## EXERCISE INPUT
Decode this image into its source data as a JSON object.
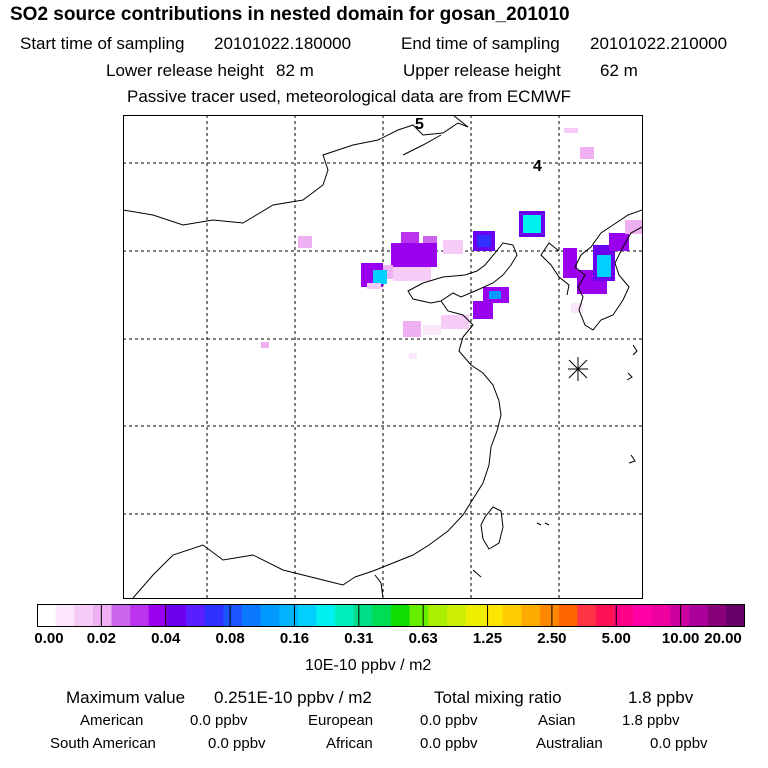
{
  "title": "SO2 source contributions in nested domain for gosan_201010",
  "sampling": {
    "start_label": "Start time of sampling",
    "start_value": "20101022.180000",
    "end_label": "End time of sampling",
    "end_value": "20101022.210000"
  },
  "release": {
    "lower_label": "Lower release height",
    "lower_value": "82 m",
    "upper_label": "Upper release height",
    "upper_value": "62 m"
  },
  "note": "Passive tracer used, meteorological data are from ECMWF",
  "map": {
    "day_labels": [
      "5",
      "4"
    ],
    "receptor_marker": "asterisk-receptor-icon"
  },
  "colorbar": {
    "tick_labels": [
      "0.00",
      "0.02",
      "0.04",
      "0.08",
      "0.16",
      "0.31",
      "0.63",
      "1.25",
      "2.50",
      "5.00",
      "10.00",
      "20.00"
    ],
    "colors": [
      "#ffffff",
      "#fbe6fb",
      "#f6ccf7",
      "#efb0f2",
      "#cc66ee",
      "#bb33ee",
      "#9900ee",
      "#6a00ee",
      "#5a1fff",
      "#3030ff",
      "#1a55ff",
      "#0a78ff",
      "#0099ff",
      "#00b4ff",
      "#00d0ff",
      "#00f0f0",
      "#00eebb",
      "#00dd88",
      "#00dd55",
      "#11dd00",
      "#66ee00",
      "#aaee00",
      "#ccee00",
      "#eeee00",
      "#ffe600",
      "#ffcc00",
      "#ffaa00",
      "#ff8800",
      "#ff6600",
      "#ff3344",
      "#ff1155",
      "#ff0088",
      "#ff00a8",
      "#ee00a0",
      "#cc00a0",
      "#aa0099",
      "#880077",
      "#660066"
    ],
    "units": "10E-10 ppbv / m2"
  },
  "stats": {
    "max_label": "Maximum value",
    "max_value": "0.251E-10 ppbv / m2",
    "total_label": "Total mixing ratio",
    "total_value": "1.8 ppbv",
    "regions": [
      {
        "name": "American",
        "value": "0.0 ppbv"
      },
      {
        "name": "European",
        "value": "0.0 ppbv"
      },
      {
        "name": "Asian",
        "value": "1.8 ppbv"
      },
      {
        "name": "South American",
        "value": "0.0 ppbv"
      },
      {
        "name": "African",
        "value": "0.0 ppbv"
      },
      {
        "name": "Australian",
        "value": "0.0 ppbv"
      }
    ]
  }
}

## WRITTEN EXERCISE
Each line in the records above should be reproduced exactly; images are not copied.

## THE COMPLETED TASK
Decode this image into its source data as a JSON object.
{
  "title": "SO2 source contributions in nested domain for gosan_201010",
  "sampling": {
    "start_label": "Start time of sampling",
    "start_value": "20101022.180000",
    "end_label": "End time of sampling",
    "end_value": "20101022.210000"
  },
  "release": {
    "lower_label": "Lower release height",
    "lower_value": "82 m",
    "upper_label": "Upper release height",
    "upper_value": "62 m"
  },
  "note": "Passive tracer used, meteorological data are from ECMWF",
  "map": {
    "day_labels": [
      "5",
      "4"
    ],
    "receptor_marker": "asterisk-receptor-icon"
  },
  "colorbar": {
    "tick_labels": [
      "0.00",
      "0.02",
      "0.04",
      "0.08",
      "0.16",
      "0.31",
      "0.63",
      "1.25",
      "2.50",
      "5.00",
      "10.00",
      "20.00"
    ],
    "colors": [
      "#ffffff",
      "#fbe6fb",
      "#f6ccf7",
      "#efb0f2",
      "#cc66ee",
      "#bb33ee",
      "#9900ee",
      "#6a00ee",
      "#5a1fff",
      "#3030ff",
      "#1a55ff",
      "#0a78ff",
      "#0099ff",
      "#00b4ff",
      "#00d0ff",
      "#00f0f0",
      "#00eebb",
      "#00dd88",
      "#00dd55",
      "#11dd00",
      "#66ee00",
      "#aaee00",
      "#ccee00",
      "#eeee00",
      "#ffe600",
      "#ffcc00",
      "#ffaa00",
      "#ff8800",
      "#ff6600",
      "#ff3344",
      "#ff1155",
      "#ff0088",
      "#ff00a8",
      "#ee00a0",
      "#cc00a0",
      "#aa0099",
      "#880077",
      "#660066"
    ],
    "units": "10E-10 ppbv / m2"
  },
  "stats": {
    "max_label": "Maximum value",
    "max_value": "0.251E-10 ppbv / m2",
    "total_label": "Total mixing ratio",
    "total_value": "1.8 ppbv",
    "regions": [
      {
        "name": "American",
        "value": "0.0 ppbv"
      },
      {
        "name": "European",
        "value": "0.0 ppbv"
      },
      {
        "name": "Asian",
        "value": "1.8 ppbv"
      },
      {
        "name": "South American",
        "value": "0.0 ppbv"
      },
      {
        "name": "African",
        "value": "0.0 ppbv"
      },
      {
        "name": "Australian",
        "value": "0.0 ppbv"
      }
    ]
  }
}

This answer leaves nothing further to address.